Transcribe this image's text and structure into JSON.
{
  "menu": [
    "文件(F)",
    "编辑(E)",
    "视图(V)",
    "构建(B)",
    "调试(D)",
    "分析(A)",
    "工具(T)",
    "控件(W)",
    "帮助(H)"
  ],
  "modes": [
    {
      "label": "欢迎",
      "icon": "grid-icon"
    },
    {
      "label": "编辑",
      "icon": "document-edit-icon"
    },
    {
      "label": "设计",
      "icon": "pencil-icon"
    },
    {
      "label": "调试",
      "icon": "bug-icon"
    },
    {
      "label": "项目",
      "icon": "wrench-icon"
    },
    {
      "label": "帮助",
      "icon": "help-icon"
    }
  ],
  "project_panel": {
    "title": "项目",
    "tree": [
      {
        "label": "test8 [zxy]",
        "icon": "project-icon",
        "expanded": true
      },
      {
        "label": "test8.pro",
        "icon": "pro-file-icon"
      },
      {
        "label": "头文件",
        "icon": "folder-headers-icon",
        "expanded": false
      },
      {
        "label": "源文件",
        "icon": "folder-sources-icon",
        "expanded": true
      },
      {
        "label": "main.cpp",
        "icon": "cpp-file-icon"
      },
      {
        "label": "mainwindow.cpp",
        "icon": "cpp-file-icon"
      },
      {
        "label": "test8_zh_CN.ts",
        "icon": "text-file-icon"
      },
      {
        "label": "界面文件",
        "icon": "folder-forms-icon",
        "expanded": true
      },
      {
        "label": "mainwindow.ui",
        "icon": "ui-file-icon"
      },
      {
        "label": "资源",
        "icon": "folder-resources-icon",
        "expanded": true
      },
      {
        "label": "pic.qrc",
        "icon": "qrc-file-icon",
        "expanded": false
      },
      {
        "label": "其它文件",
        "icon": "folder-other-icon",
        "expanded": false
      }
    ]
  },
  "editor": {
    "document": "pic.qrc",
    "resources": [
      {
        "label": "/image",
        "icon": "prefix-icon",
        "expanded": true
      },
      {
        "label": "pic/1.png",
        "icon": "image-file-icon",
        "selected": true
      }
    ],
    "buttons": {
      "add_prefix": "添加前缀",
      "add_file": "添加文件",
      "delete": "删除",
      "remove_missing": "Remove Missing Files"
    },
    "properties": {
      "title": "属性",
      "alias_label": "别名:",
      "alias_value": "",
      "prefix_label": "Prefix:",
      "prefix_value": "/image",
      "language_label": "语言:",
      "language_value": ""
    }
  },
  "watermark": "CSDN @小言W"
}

::::::

### Task requirements
Copy every record exactly, with nothing added or dropped.

### Written response
Transcribe this image's text and structure into JSON.
{
  "menu": [
    "文件(F)",
    "编辑(E)",
    "视图(V)",
    "构建(B)",
    "调试(D)",
    "分析(A)",
    "工具(T)",
    "控件(W)",
    "帮助(H)"
  ],
  "modes": [
    {
      "label": "欢迎",
      "icon": "grid-icon"
    },
    {
      "label": "编辑",
      "icon": "document-edit-icon"
    },
    {
      "label": "设计",
      "icon": "pencil-icon"
    },
    {
      "label": "调试",
      "icon": "bug-icon"
    },
    {
      "label": "项目",
      "icon": "wrench-icon"
    },
    {
      "label": "帮助",
      "icon": "help-icon"
    }
  ],
  "project_panel": {
    "title": "项目",
    "tree": [
      {
        "label": "test8 [zxy]",
        "icon": "project-icon",
        "expanded": true
      },
      {
        "label": "test8.pro",
        "icon": "pro-file-icon"
      },
      {
        "label": "头文件",
        "icon": "folder-headers-icon",
        "expanded": false
      },
      {
        "label": "源文件",
        "icon": "folder-sources-icon",
        "expanded": true
      },
      {
        "label": "main.cpp",
        "icon": "cpp-file-icon"
      },
      {
        "label": "mainwindow.cpp",
        "icon": "cpp-file-icon"
      },
      {
        "label": "test8_zh_CN.ts",
        "icon": "text-file-icon"
      },
      {
        "label": "界面文件",
        "icon": "folder-forms-icon",
        "expanded": true
      },
      {
        "label": "mainwindow.ui",
        "icon": "ui-file-icon"
      },
      {
        "label": "资源",
        "icon": "folder-resources-icon",
        "expanded": true
      },
      {
        "label": "pic.qrc",
        "icon": "qrc-file-icon",
        "expanded": false
      },
      {
        "label": "其它文件",
        "icon": "folder-other-icon",
        "expanded": false
      }
    ]
  },
  "editor": {
    "document": "pic.qrc",
    "resources": [
      {
        "label": "/image",
        "icon": "prefix-icon",
        "expanded": true
      },
      {
        "label": "pic/1.png",
        "icon": "image-file-icon",
        "selected": true
      }
    ],
    "buttons": {
      "add_prefix": "添加前缀",
      "add_file": "添加文件",
      "delete": "删除",
      "remove_missing": "Remove Missing Files"
    },
    "properties": {
      "title": "属性",
      "alias_label": "别名:",
      "alias_value": "",
      "prefix_label": "Prefix:",
      "prefix_value": "/image",
      "language_label": "语言:",
      "language_value": ""
    }
  },
  "watermark": "CSDN @小言W"
}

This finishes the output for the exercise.